>>>>>

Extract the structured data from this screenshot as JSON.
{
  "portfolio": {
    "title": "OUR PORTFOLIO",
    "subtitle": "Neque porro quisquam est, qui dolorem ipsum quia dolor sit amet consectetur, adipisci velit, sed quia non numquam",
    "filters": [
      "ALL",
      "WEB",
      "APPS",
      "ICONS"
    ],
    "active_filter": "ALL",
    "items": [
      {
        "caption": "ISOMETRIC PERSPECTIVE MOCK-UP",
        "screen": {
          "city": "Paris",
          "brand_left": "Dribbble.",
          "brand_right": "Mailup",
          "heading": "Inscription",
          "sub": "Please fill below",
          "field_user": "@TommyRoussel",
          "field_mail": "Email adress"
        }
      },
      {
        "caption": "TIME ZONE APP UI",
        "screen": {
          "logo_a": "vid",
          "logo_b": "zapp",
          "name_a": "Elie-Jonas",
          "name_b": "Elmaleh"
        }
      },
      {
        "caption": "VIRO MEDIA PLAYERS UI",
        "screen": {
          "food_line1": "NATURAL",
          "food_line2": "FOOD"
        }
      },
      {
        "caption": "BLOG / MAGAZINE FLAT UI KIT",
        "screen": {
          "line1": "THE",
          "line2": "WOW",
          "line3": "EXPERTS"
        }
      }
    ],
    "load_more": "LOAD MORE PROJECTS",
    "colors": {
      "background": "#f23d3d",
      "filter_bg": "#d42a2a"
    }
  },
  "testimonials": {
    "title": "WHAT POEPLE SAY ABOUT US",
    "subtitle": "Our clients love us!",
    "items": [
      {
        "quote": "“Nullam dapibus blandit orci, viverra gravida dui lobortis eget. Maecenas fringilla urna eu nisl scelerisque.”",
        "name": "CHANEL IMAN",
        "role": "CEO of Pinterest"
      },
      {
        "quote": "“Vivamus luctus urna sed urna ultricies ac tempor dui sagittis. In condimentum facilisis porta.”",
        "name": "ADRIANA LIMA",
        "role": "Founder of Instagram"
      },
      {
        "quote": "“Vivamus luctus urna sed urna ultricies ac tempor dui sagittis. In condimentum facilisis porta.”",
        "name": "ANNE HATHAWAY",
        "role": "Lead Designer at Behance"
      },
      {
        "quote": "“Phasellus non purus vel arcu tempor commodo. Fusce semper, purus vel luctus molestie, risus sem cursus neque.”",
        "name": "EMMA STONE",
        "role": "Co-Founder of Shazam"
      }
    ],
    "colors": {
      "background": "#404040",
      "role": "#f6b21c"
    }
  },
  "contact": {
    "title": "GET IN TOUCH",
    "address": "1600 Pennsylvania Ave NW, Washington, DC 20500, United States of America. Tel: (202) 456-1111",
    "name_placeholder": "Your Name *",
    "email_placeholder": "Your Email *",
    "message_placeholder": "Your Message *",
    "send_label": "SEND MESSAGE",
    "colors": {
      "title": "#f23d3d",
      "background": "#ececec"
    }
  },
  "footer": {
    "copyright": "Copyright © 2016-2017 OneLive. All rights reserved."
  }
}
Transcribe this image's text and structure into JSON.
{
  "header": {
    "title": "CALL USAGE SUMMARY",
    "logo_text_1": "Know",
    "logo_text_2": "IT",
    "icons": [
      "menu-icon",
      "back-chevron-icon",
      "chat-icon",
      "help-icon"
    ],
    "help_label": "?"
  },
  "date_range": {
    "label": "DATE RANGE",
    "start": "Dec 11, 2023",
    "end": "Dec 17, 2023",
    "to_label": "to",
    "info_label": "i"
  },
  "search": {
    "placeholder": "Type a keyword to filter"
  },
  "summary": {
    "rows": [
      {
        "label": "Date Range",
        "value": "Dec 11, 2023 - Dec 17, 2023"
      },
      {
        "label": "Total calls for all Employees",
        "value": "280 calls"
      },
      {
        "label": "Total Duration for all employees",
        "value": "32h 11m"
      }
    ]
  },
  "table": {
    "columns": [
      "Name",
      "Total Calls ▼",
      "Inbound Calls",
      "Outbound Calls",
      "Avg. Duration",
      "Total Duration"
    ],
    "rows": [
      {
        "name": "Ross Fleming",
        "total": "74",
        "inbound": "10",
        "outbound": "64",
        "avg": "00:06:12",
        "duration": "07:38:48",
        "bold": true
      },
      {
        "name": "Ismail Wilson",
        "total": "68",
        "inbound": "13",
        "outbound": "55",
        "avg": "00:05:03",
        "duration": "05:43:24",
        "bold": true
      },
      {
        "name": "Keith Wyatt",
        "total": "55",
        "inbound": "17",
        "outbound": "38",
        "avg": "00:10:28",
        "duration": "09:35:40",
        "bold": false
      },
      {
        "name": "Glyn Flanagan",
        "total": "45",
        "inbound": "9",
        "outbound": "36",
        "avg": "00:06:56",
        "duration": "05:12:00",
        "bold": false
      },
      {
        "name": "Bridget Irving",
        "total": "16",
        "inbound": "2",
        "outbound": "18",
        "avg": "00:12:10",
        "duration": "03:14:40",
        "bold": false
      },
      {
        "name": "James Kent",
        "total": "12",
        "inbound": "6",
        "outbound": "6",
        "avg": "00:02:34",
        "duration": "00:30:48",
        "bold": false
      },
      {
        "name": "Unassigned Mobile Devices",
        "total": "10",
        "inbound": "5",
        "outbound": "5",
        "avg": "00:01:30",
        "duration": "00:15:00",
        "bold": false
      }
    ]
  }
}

<<<<<

**Exercise task:** Return the entries above exactly, each one complete.

**Solution to this problem:**
Extract the structured data from this screenshot as JSON.
{
  "portfolio": {
    "title": "OUR PORTFOLIO",
    "subtitle": "Neque porro quisquam est, qui dolorem ipsum quia dolor sit amet consectetur, adipisci velit, sed quia non numquam",
    "filters": [
      "ALL",
      "WEB",
      "APPS",
      "ICONS"
    ],
    "active_filter": "ALL",
    "items": [
      {
        "caption": "ISOMETRIC PERSPECTIVE MOCK-UP",
        "screen": {
          "city": "Paris",
          "brand_left": "Dribbble.",
          "brand_right": "Mailup",
          "heading": "Inscription",
          "sub": "Please fill below",
          "field_user": "@TommyRoussel",
          "field_mail": "Email adress"
        }
      },
      {
        "caption": "TIME ZONE APP UI",
        "screen": {
          "logo_a": "vid",
          "logo_b": "zapp",
          "name_a": "Elie-Jonas",
          "name_b": "Elmaleh"
        }
      },
      {
        "caption": "VIRO MEDIA PLAYERS UI",
        "screen": {
          "food_line1": "NATURAL",
          "food_line2": "FOOD"
        }
      },
      {
        "caption": "BLOG / MAGAZINE FLAT UI KIT",
        "screen": {
          "line1": "THE",
          "line2": "WOW",
          "line3": "EXPERTS"
        }
      }
    ],
    "load_more": "LOAD MORE PROJECTS",
    "colors": {
      "background": "#f23d3d",
      "filter_bg": "#d42a2a"
    }
  },
  "testimonials": {
    "title": "WHAT POEPLE SAY ABOUT US",
    "subtitle": "Our clients love us!",
    "items": [
      {
        "quote": "“Nullam dapibus blandit orci, viverra gravida dui lobortis eget. Maecenas fringilla urna eu nisl scelerisque.”",
        "name": "CHANEL IMAN",
        "role": "CEO of Pinterest"
      },
      {
        "quote": "“Vivamus luctus urna sed urna ultricies ac tempor dui sagittis. In condimentum facilisis porta.”",
        "name": "ADRIANA LIMA",
        "role": "Founder of Instagram"
      },
      {
        "quote": "“Vivamus luctus urna sed urna ultricies ac tempor dui sagittis. In condimentum facilisis porta.”",
        "name": "ANNE HATHAWAY",
        "role": "Lead Designer at Behance"
      },
      {
        "quote": "“Phasellus non purus vel arcu tempor commodo. Fusce semper, purus vel luctus molestie, risus sem cursus neque.”",
        "name": "EMMA STONE",
        "role": "Co-Founder of Shazam"
      }
    ],
    "colors": {
      "background": "#404040",
      "role": "#f6b21c"
    }
  },
  "contact": {
    "title": "GET IN TOUCH",
    "address": "1600 Pennsylvania Ave NW, Washington, DC 20500, United States of America. Tel: (202) 456-1111",
    "name_placeholder": "Your Name *",
    "email_placeholder": "Your Email *",
    "message_placeholder": "Your Message *",
    "send_label": "SEND MESSAGE",
    "colors": {
      "title": "#f23d3d",
      "background": "#ececec"
    }
  },
  "footer": {
    "copyright": "Copyright © 2016-2017 OneLive. All rights reserved."
  }
}
Transcribe this image's text and structure into JSON.
{
  "header": {
    "title": "CALL USAGE SUMMARY",
    "logo_text_1": "Know",
    "logo_text_2": "IT",
    "icons": [
      "menu-icon",
      "back-chevron-icon",
      "chat-icon",
      "help-icon"
    ],
    "help_label": "?"
  },
  "date_range": {
    "label": "DATE RANGE",
    "start": "Dec 11, 2023",
    "end": "Dec 17, 2023",
    "to_label": "to",
    "info_label": "i"
  },
  "search": {
    "placeholder": "Type a keyword to filter"
  },
  "summary": {
    "rows": [
      {
        "label": "Date Range",
        "value": "Dec 11, 2023 - Dec 17, 2023"
      },
      {
        "label": "Total calls for all Employees",
        "value": "280 calls"
      },
      {
        "label": "Total Duration for all employees",
        "value": "32h 11m"
      }
    ]
  },
  "table": {
    "columns": [
      "Name",
      "Total Calls ▼",
      "Inbound Calls",
      "Outbound Calls",
      "Avg. Duration",
      "Total Duration"
    ],
    "rows": [
      {
        "name": "Ross Fleming",
        "total": "74",
        "inbound": "10",
        "outbound": "64",
        "avg": "00:06:12",
        "duration": "07:38:48",
        "bold": true
      },
      {
        "name": "Ismail Wilson",
        "total": "68",
        "inbound": "13",
        "outbound": "55",
        "avg": "00:05:03",
        "duration": "05:43:24",
        "bold": true
      },
      {
        "name": "Keith Wyatt",
        "total": "55",
        "inbound": "17",
        "outbound": "38",
        "avg": "00:10:28",
        "duration": "09:35:40",
        "bold": false
      },
      {
        "name": "Glyn Flanagan",
        "total": "45",
        "inbound": "9",
        "outbound": "36",
        "avg": "00:06:56",
        "duration": "05:12:00",
        "bold": false
      },
      {
        "name": "Bridget Irving",
        "total": "16",
        "inbound": "2",
        "outbound": "18",
        "avg": "00:12:10",
        "duration": "03:14:40",
        "bold": false
      },
      {
        "name": "James Kent",
        "total": "12",
        "inbound": "6",
        "outbound": "6",
        "avg": "00:02:34",
        "duration": "00:30:48",
        "bold": false
      },
      {
        "name": "Unassigned Mobile Devices",
        "total": "10",
        "inbound": "5",
        "outbound": "5",
        "avg": "00:01:30",
        "duration": "00:15:00",
        "bold": false
      }
    ]
  }
}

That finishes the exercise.